* _RECORDS SHOWN_
□ □ □ □ □

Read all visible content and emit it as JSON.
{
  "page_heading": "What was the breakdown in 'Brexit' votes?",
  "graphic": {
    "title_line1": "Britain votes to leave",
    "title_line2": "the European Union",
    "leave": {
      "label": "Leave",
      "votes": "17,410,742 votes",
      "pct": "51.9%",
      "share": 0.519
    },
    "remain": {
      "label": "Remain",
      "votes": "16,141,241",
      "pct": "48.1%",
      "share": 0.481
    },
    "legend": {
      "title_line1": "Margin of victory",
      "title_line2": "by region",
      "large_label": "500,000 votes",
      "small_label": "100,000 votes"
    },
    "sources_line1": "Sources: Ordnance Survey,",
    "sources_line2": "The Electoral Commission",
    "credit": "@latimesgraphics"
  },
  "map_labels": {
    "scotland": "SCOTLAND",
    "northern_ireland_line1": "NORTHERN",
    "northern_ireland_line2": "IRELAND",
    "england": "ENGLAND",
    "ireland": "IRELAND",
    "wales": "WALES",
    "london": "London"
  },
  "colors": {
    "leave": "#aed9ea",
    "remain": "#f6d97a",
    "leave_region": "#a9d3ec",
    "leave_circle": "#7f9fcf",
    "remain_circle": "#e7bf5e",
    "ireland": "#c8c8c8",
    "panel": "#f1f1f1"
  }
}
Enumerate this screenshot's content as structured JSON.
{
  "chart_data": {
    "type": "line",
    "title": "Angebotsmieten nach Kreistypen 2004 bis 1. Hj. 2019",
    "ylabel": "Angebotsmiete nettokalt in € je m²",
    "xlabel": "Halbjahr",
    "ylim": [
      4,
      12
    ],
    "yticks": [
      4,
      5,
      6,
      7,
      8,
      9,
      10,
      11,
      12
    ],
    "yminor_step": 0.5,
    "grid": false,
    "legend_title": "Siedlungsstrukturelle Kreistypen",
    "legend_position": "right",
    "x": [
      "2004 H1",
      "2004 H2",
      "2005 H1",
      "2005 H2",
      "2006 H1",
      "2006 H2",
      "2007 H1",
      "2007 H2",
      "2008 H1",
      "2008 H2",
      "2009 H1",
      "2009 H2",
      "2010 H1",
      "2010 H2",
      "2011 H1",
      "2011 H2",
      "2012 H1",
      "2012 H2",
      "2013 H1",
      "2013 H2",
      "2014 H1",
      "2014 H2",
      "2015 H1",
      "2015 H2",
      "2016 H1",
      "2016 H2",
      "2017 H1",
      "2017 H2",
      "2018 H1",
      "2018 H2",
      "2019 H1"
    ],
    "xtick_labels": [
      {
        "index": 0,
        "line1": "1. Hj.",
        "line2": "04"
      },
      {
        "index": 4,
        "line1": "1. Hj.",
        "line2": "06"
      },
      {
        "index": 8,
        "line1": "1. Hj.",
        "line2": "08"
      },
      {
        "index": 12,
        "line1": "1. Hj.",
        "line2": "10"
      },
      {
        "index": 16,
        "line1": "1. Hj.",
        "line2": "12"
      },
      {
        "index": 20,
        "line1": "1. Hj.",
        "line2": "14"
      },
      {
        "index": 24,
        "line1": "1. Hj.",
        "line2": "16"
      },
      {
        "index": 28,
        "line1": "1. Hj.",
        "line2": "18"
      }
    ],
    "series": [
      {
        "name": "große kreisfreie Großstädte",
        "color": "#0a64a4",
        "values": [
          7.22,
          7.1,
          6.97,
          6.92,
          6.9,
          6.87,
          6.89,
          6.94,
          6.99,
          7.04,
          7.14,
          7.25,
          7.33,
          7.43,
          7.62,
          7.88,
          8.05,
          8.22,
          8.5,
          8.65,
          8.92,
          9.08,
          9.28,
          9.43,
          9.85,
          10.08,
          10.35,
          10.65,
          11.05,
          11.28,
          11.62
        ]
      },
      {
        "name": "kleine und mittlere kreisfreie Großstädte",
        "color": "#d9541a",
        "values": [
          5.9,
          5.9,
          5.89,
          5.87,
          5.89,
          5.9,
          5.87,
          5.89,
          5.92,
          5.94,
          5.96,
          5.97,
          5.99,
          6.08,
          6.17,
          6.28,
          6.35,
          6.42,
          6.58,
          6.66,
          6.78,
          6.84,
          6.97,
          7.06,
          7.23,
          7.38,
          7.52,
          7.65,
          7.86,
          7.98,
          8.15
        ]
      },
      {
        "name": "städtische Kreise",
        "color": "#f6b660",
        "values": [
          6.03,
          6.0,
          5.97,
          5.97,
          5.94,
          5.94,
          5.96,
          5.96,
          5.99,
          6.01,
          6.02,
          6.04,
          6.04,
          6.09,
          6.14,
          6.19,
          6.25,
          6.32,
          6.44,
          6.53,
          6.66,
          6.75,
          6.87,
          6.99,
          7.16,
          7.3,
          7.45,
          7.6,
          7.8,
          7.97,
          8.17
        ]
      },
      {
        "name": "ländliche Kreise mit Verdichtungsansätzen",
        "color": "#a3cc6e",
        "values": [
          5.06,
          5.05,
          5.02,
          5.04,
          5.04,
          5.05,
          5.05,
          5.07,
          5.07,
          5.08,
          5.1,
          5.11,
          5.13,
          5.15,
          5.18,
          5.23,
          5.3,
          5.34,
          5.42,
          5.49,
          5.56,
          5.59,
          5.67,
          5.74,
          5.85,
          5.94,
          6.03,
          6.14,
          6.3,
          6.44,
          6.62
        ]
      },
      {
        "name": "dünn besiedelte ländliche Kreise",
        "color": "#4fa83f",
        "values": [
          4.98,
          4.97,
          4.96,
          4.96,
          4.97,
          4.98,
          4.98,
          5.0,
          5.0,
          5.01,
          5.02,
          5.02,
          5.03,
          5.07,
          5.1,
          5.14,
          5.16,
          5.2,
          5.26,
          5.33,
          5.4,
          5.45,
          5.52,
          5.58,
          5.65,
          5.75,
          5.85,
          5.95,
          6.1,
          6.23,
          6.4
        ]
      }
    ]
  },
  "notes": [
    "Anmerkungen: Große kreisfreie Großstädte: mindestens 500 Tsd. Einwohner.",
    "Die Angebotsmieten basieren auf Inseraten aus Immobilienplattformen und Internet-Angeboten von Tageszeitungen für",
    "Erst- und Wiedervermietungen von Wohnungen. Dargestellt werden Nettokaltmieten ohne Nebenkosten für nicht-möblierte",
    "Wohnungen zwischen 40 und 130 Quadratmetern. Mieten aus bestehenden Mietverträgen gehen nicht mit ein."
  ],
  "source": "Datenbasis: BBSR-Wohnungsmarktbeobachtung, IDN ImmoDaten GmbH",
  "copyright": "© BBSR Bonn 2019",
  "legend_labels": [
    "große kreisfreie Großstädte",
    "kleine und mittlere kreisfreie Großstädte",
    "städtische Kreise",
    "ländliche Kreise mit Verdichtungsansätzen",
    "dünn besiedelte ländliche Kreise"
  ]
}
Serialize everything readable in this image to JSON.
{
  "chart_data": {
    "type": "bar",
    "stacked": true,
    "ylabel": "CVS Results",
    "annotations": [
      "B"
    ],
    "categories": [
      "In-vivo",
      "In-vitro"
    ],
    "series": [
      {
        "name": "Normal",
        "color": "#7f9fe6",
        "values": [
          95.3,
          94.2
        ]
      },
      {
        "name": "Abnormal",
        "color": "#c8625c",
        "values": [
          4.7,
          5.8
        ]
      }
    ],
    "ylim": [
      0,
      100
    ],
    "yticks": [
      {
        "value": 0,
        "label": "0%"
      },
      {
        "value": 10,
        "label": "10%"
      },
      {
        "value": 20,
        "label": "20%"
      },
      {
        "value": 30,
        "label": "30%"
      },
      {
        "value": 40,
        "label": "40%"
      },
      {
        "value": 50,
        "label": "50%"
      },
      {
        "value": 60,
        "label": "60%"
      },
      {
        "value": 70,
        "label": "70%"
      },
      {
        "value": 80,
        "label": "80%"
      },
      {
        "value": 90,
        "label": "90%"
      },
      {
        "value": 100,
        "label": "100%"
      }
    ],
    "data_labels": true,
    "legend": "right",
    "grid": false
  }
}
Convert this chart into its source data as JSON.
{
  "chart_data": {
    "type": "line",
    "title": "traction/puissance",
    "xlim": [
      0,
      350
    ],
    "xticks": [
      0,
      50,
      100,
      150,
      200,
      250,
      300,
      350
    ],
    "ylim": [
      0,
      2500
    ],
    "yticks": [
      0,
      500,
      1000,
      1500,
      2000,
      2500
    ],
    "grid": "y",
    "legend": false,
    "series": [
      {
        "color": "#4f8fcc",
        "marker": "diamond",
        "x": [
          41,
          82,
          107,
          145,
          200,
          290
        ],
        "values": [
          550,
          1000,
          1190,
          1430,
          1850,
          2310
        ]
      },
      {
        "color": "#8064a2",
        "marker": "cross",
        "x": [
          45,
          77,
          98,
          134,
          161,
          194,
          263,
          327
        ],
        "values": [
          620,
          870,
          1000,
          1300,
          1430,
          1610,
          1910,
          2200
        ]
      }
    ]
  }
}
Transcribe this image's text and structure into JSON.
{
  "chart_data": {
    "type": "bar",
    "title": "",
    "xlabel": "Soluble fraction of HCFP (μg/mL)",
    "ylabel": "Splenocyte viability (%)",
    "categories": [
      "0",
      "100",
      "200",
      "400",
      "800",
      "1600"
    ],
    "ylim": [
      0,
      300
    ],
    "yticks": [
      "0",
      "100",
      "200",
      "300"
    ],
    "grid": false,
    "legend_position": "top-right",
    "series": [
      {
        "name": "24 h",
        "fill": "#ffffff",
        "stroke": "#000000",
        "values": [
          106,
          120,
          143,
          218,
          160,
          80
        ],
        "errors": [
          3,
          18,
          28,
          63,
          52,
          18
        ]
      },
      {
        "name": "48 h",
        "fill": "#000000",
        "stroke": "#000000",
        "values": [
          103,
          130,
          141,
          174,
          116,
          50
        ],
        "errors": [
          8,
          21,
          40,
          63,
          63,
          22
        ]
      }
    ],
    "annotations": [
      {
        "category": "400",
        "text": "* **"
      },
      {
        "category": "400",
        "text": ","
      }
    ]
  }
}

□ □ □ □ □

* _WHAT YOU NEED TO DO_
Copy and report every line where the word "false" is present.

* _ANSWER TO THE TASK_
    "grid": false,
    "grid": false
    "legend": false,
    "grid": false,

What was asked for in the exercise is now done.